» **Task to complete**
Output the lines that follow exactly as they are.

###

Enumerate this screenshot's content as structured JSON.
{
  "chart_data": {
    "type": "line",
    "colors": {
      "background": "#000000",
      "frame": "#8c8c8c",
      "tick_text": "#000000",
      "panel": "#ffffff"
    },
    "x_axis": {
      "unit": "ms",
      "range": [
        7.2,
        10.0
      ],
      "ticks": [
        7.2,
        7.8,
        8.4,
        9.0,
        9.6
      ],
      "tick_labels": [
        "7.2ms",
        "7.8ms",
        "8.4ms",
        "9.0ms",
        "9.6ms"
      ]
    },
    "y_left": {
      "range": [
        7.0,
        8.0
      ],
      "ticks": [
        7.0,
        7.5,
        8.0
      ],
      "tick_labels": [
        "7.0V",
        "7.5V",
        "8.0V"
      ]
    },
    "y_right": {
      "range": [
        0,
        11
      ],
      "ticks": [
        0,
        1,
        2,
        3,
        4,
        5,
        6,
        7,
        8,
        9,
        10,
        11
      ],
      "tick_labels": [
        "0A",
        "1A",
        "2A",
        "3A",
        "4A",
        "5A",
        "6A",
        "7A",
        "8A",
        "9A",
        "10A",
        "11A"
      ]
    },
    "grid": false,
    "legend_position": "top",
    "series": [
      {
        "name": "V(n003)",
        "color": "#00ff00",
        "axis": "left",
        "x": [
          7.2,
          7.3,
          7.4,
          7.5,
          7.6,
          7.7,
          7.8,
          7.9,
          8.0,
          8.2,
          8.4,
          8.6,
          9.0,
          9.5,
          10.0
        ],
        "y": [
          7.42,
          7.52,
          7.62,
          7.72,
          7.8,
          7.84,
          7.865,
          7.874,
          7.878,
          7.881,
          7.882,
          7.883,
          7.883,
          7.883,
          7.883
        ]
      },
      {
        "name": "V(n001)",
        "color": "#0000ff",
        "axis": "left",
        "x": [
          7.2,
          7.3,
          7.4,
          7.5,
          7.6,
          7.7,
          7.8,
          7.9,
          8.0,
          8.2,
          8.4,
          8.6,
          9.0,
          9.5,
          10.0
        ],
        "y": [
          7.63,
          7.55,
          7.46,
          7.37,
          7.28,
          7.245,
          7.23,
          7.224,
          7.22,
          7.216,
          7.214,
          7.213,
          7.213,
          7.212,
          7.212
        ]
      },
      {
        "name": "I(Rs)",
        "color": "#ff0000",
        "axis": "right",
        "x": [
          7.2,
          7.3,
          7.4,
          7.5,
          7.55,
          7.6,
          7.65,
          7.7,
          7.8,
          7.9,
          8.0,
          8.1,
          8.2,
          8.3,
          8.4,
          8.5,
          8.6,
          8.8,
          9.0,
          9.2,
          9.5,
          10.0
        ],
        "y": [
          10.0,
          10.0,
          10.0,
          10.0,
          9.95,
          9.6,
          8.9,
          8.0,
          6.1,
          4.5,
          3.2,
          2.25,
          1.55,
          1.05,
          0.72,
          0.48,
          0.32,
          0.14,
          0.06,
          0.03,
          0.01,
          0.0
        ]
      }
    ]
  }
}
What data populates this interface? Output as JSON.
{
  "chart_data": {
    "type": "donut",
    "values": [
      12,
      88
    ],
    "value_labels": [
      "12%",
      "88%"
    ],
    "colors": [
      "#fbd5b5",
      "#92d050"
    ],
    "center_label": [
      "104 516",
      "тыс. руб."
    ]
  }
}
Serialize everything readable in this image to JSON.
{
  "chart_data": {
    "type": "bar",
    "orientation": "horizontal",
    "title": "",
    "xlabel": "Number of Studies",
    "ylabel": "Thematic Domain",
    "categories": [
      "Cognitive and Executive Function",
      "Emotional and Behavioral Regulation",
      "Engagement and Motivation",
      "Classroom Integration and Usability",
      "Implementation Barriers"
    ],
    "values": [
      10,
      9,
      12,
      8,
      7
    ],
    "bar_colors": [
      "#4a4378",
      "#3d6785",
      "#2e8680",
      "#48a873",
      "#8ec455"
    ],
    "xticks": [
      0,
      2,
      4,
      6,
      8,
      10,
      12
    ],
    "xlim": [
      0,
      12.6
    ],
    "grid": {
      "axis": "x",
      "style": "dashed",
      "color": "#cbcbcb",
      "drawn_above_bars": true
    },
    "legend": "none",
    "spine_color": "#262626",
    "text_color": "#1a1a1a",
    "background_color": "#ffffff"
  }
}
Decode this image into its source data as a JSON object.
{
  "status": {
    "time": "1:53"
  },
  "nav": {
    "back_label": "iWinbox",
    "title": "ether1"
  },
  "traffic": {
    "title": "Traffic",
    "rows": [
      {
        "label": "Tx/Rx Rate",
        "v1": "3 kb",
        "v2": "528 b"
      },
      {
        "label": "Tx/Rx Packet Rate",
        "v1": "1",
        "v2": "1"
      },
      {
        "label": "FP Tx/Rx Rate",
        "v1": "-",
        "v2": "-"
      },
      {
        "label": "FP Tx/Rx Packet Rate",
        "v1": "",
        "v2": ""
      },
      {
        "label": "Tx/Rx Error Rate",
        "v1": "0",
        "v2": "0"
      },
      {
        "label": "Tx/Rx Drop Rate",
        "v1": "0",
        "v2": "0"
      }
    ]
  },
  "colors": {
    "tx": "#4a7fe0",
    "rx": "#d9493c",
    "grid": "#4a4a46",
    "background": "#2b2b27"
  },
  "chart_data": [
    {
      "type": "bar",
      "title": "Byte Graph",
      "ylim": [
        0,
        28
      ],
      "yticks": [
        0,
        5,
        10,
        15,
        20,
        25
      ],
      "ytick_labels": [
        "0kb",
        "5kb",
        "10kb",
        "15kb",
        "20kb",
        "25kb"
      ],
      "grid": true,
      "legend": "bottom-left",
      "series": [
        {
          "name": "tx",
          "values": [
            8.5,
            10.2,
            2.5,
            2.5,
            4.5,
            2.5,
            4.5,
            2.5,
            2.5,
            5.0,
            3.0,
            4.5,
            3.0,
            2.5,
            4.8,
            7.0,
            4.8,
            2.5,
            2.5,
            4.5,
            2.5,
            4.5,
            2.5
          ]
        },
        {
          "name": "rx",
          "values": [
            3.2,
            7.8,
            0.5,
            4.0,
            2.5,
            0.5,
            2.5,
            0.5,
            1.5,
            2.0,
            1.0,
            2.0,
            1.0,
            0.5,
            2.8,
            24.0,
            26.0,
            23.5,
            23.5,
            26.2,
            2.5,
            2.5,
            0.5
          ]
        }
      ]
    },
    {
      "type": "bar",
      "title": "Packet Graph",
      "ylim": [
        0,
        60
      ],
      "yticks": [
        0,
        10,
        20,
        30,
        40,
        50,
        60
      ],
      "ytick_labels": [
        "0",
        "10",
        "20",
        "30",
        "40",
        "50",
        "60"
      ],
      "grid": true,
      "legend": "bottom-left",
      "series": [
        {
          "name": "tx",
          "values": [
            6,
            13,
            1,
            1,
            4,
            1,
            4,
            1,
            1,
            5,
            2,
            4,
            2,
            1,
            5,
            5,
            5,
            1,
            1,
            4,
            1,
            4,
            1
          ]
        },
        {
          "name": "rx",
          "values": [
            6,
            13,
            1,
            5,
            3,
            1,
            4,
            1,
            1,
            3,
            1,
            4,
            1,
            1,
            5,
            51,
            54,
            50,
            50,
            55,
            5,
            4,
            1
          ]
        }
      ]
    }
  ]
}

###

» **Exercise answer**
Enumerate this screenshot's content as structured JSON.
{
  "chart_data": {
    "type": "line",
    "colors": {
      "background": "#000000",
      "frame": "#8c8c8c",
      "tick_text": "#000000",
      "panel": "#ffffff"
    },
    "x_axis": {
      "unit": "ms",
      "range": [
        7.2,
        10.0
      ],
      "ticks": [
        7.2,
        7.8,
        8.4,
        9.0,
        9.6
      ],
      "tick_labels": [
        "7.2ms",
        "7.8ms",
        "8.4ms",
        "9.0ms",
        "9.6ms"
      ]
    },
    "y_left": {
      "range": [
        7.0,
        8.0
      ],
      "ticks": [
        7.0,
        7.5,
        8.0
      ],
      "tick_labels": [
        "7.0V",
        "7.5V",
        "8.0V"
      ]
    },
    "y_right": {
      "range": [
        0,
        11
      ],
      "ticks": [
        0,
        1,
        2,
        3,
        4,
        5,
        6,
        7,
        8,
        9,
        10,
        11
      ],
      "tick_labels": [
        "0A",
        "1A",
        "2A",
        "3A",
        "4A",
        "5A",
        "6A",
        "7A",
        "8A",
        "9A",
        "10A",
        "11A"
      ]
    },
    "grid": false,
    "legend_position": "top",
    "series": [
      {
        "name": "V(n003)",
        "color": "#00ff00",
        "axis": "left",
        "x": [
          7.2,
          7.3,
          7.4,
          7.5,
          7.6,
          7.7,
          7.8,
          7.9,
          8.0,
          8.2,
          8.4,
          8.6,
          9.0,
          9.5,
          10.0
        ],
        "y": [
          7.42,
          7.52,
          7.62,
          7.72,
          7.8,
          7.84,
          7.865,
          7.874,
          7.878,
          7.881,
          7.882,
          7.883,
          7.883,
          7.883,
          7.883
        ]
      },
      {
        "name": "V(n001)",
        "color": "#0000ff",
        "axis": "left",
        "x": [
          7.2,
          7.3,
          7.4,
          7.5,
          7.6,
          7.7,
          7.8,
          7.9,
          8.0,
          8.2,
          8.4,
          8.6,
          9.0,
          9.5,
          10.0
        ],
        "y": [
          7.63,
          7.55,
          7.46,
          7.37,
          7.28,
          7.245,
          7.23,
          7.224,
          7.22,
          7.216,
          7.214,
          7.213,
          7.213,
          7.212,
          7.212
        ]
      },
      {
        "name": "I(Rs)",
        "color": "#ff0000",
        "axis": "right",
        "x": [
          7.2,
          7.3,
          7.4,
          7.5,
          7.55,
          7.6,
          7.65,
          7.7,
          7.8,
          7.9,
          8.0,
          8.1,
          8.2,
          8.3,
          8.4,
          8.5,
          8.6,
          8.8,
          9.0,
          9.2,
          9.5,
          10.0
        ],
        "y": [
          10.0,
          10.0,
          10.0,
          10.0,
          9.95,
          9.6,
          8.9,
          8.0,
          6.1,
          4.5,
          3.2,
          2.25,
          1.55,
          1.05,
          0.72,
          0.48,
          0.32,
          0.14,
          0.06,
          0.03,
          0.01,
          0.0
        ]
      }
    ]
  }
}
What data populates this interface? Output as JSON.
{
  "chart_data": {
    "type": "donut",
    "values": [
      12,
      88
    ],
    "value_labels": [
      "12%",
      "88%"
    ],
    "colors": [
      "#fbd5b5",
      "#92d050"
    ],
    "center_label": [
      "104 516",
      "тыс. руб."
    ]
  }
}
Serialize everything readable in this image to JSON.
{
  "chart_data": {
    "type": "bar",
    "orientation": "horizontal",
    "title": "",
    "xlabel": "Number of Studies",
    "ylabel": "Thematic Domain",
    "categories": [
      "Cognitive and Executive Function",
      "Emotional and Behavioral Regulation",
      "Engagement and Motivation",
      "Classroom Integration and Usability",
      "Implementation Barriers"
    ],
    "values": [
      10,
      9,
      12,
      8,
      7
    ],
    "bar_colors": [
      "#4a4378",
      "#3d6785",
      "#2e8680",
      "#48a873",
      "#8ec455"
    ],
    "xticks": [
      0,
      2,
      4,
      6,
      8,
      10,
      12
    ],
    "xlim": [
      0,
      12.6
    ],
    "grid": {
      "axis": "x",
      "style": "dashed",
      "color": "#cbcbcb",
      "drawn_above_bars": true
    },
    "legend": "none",
    "spine_color": "#262626",
    "text_color": "#1a1a1a",
    "background_color": "#ffffff"
  }
}
Decode this image into its source data as a JSON object.
{
  "status": {
    "time": "1:53"
  },
  "nav": {
    "back_label": "iWinbox",
    "title": "ether1"
  },
  "traffic": {
    "title": "Traffic",
    "rows": [
      {
        "label": "Tx/Rx Rate",
        "v1": "3 kb",
        "v2": "528 b"
      },
      {
        "label": "Tx/Rx Packet Rate",
        "v1": "1",
        "v2": "1"
      },
      {
        "label": "FP Tx/Rx Rate",
        "v1": "-",
        "v2": "-"
      },
      {
        "label": "FP Tx/Rx Packet Rate",
        "v1": "",
        "v2": ""
      },
      {
        "label": "Tx/Rx Error Rate",
        "v1": "0",
        "v2": "0"
      },
      {
        "label": "Tx/Rx Drop Rate",
        "v1": "0",
        "v2": "0"
      }
    ]
  },
  "colors": {
    "tx": "#4a7fe0",
    "rx": "#d9493c",
    "grid": "#4a4a46",
    "background": "#2b2b27"
  },
  "chart_data": [
    {
      "type": "bar",
      "title": "Byte Graph",
      "ylim": [
        0,
        28
      ],
      "yticks": [
        0,
        5,
        10,
        15,
        20,
        25
      ],
      "ytick_labels": [
        "0kb",
        "5kb",
        "10kb",
        "15kb",
        "20kb",
        "25kb"
      ],
      "grid": true,
      "legend": "bottom-left",
      "series": [
        {
          "name": "tx",
          "values": [
            8.5,
            10.2,
            2.5,
            2.5,
            4.5,
            2.5,
            4.5,
            2.5,
            2.5,
            5.0,
            3.0,
            4.5,
            3.0,
            2.5,
            4.8,
            7.0,
            4.8,
            2.5,
            2.5,
            4.5,
            2.5,
            4.5,
            2.5
          ]
        },
        {
          "name": "rx",
          "values": [
            3.2,
            7.8,
            0.5,
            4.0,
            2.5,
            0.5,
            2.5,
            0.5,
            1.5,
            2.0,
            1.0,
            2.0,
            1.0,
            0.5,
            2.8,
            24.0,
            26.0,
            23.5,
            23.5,
            26.2,
            2.5,
            2.5,
            0.5
          ]
        }
      ]
    },
    {
      "type": "bar",
      "title": "Packet Graph",
      "ylim": [
        0,
        60
      ],
      "yticks": [
        0,
        10,
        20,
        30,
        40,
        50,
        60
      ],
      "ytick_labels": [
        "0",
        "10",
        "20",
        "30",
        "40",
        "50",
        "60"
      ],
      "grid": true,
      "legend": "bottom-left",
      "series": [
        {
          "name": "tx",
          "values": [
            6,
            13,
            1,
            1,
            4,
            1,
            4,
            1,
            1,
            5,
            2,
            4,
            2,
            1,
            5,
            5,
            5,
            1,
            1,
            4,
            1,
            4,
            1
          ]
        },
        {
          "name": "rx",
          "values": [
            6,
            13,
            1,
            5,
            3,
            1,
            4,
            1,
            1,
            3,
            1,
            4,
            1,
            1,
            5,
            51,
            54,
            50,
            50,
            55,
            5,
            4,
            1
          ]
        }
      ]
    }
  ]
}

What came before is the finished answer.